▶ What this task involves:
In full and without alteration, give the listing again.
**** Recorded information ****
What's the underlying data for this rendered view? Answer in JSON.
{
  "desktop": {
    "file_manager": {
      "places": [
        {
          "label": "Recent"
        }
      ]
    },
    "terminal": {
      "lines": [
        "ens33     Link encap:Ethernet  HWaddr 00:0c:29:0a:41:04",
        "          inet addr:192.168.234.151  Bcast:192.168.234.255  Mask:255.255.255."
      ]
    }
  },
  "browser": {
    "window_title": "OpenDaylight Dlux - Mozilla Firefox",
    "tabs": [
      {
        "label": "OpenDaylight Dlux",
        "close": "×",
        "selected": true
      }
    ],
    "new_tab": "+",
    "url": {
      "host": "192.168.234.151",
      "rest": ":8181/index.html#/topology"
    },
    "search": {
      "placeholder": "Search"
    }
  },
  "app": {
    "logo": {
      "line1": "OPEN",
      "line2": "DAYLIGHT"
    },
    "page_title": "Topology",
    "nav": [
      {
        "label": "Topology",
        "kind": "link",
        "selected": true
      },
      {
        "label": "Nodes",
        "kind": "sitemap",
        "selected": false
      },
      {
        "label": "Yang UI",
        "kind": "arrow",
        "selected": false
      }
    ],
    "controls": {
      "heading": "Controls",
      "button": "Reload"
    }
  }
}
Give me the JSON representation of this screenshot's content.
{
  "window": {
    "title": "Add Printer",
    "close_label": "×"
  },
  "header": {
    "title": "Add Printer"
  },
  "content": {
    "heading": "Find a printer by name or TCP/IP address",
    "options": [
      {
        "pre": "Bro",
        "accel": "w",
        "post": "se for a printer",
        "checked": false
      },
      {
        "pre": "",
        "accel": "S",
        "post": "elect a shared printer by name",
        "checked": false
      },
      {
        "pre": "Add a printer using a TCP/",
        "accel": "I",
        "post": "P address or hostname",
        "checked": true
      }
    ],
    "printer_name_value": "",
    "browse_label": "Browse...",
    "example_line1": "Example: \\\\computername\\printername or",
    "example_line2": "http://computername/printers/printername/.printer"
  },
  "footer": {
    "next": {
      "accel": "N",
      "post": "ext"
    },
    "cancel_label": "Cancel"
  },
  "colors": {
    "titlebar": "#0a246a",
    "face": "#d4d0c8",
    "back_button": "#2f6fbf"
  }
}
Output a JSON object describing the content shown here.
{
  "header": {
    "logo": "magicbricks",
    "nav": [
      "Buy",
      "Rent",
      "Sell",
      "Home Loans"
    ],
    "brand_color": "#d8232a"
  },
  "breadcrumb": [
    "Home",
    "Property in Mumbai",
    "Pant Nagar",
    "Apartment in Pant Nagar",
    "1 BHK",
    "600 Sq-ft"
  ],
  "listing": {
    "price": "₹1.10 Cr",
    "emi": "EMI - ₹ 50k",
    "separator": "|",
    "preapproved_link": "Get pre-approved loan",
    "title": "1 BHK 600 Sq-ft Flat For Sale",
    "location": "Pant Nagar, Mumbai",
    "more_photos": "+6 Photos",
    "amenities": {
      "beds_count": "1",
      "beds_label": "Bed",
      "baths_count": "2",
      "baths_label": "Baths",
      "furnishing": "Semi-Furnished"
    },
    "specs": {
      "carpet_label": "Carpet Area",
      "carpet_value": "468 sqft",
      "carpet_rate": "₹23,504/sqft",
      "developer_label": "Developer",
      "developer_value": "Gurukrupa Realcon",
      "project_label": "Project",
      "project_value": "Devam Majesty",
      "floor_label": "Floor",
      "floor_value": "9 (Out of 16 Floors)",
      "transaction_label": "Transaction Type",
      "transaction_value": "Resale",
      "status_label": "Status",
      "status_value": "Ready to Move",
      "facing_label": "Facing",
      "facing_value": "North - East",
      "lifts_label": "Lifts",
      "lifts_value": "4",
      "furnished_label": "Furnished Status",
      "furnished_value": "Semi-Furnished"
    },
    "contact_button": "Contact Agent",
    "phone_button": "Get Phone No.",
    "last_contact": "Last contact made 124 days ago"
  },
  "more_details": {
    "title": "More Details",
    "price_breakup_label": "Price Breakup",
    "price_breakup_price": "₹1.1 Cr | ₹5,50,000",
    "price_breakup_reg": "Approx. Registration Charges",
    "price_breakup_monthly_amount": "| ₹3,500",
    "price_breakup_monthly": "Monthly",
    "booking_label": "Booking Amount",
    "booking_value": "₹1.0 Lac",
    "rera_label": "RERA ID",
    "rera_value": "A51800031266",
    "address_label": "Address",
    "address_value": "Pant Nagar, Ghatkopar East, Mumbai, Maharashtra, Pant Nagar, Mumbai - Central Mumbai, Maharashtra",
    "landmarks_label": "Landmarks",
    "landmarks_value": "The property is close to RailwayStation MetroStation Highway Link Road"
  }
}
****
▶ Finished answer:
What's the underlying data for this rendered view? Answer in JSON.
{
  "desktop": {
    "file_manager": {
      "places": [
        {
          "label": "Recent"
        }
      ]
    },
    "terminal": {
      "lines": [
        "ens33     Link encap:Ethernet  HWaddr 00:0c:29:0a:41:04",
        "          inet addr:192.168.234.151  Bcast:192.168.234.255  Mask:255.255.255."
      ]
    }
  },
  "browser": {
    "window_title": "OpenDaylight Dlux - Mozilla Firefox",
    "tabs": [
      {
        "label": "OpenDaylight Dlux",
        "close": "×",
        "selected": true
      }
    ],
    "new_tab": "+",
    "url": {
      "host": "192.168.234.151",
      "rest": ":8181/index.html#/topology"
    },
    "search": {
      "placeholder": "Search"
    }
  },
  "app": {
    "logo": {
      "line1": "OPEN",
      "line2": "DAYLIGHT"
    },
    "page_title": "Topology",
    "nav": [
      {
        "label": "Topology",
        "kind": "link",
        "selected": true
      },
      {
        "label": "Nodes",
        "kind": "sitemap",
        "selected": false
      },
      {
        "label": "Yang UI",
        "kind": "arrow",
        "selected": false
      }
    ],
    "controls": {
      "heading": "Controls",
      "button": "Reload"
    }
  }
}
Give me the JSON representation of this screenshot's content.
{
  "window": {
    "title": "Add Printer",
    "close_label": "×"
  },
  "header": {
    "title": "Add Printer"
  },
  "content": {
    "heading": "Find a printer by name or TCP/IP address",
    "options": [
      {
        "pre": "Bro",
        "accel": "w",
        "post": "se for a printer",
        "checked": false
      },
      {
        "pre": "",
        "accel": "S",
        "post": "elect a shared printer by name",
        "checked": false
      },
      {
        "pre": "Add a printer using a TCP/",
        "accel": "I",
        "post": "P address or hostname",
        "checked": true
      }
    ],
    "printer_name_value": "",
    "browse_label": "Browse...",
    "example_line1": "Example: \\\\computername\\printername or",
    "example_line2": "http://computername/printers/printername/.printer"
  },
  "footer": {
    "next": {
      "accel": "N",
      "post": "ext"
    },
    "cancel_label": "Cancel"
  },
  "colors": {
    "titlebar": "#0a246a",
    "face": "#d4d0c8",
    "back_button": "#2f6fbf"
  }
}
Output a JSON object describing the content shown here.
{
  "header": {
    "logo": "magicbricks",
    "nav": [
      "Buy",
      "Rent",
      "Sell",
      "Home Loans"
    ],
    "brand_color": "#d8232a"
  },
  "breadcrumb": [
    "Home",
    "Property in Mumbai",
    "Pant Nagar",
    "Apartment in Pant Nagar",
    "1 BHK",
    "600 Sq-ft"
  ],
  "listing": {
    "price": "₹1.10 Cr",
    "emi": "EMI - ₹ 50k",
    "separator": "|",
    "preapproved_link": "Get pre-approved loan",
    "title": "1 BHK 600 Sq-ft Flat For Sale",
    "location": "Pant Nagar, Mumbai",
    "more_photos": "+6 Photos",
    "amenities": {
      "beds_count": "1",
      "beds_label": "Bed",
      "baths_count": "2",
      "baths_label": "Baths",
      "furnishing": "Semi-Furnished"
    },
    "specs": {
      "carpet_label": "Carpet Area",
      "carpet_value": "468 sqft",
      "carpet_rate": "₹23,504/sqft",
      "developer_label": "Developer",
      "developer_value": "Gurukrupa Realcon",
      "project_label": "Project",
      "project_value": "Devam Majesty",
      "floor_label": "Floor",
      "floor_value": "9 (Out of 16 Floors)",
      "transaction_label": "Transaction Type",
      "transaction_value": "Resale",
      "status_label": "Status",
      "status_value": "Ready to Move",
      "facing_label": "Facing",
      "facing_value": "North - East",
      "lifts_label": "Lifts",
      "lifts_value": "4",
      "furnished_label": "Furnished Status",
      "furnished_value": "Semi-Furnished"
    },
    "contact_button": "Contact Agent",
    "phone_button": "Get Phone No.",
    "last_contact": "Last contact made 124 days ago"
  },
  "more_details": {
    "title": "More Details",
    "price_breakup_label": "Price Breakup",
    "price_breakup_price": "₹1.1 Cr | ₹5,50,000",
    "price_breakup_reg": "Approx. Registration Charges",
    "price_breakup_monthly_amount": "| ₹3,500",
    "price_breakup_monthly": "Monthly",
    "booking_label": "Booking Amount",
    "booking_value": "₹1.0 Lac",
    "rera_label": "RERA ID",
    "rera_value": "A51800031266",
    "address_label": "Address",
    "address_value": "Pant Nagar, Ghatkopar East, Mumbai, Maharashtra, Pant Nagar, Mumbai - Central Mumbai, Maharashtra",
    "landmarks_label": "Landmarks",
    "landmarks_value": "The property is close to RailwayStation MetroStation Highway Link Road"
  }
}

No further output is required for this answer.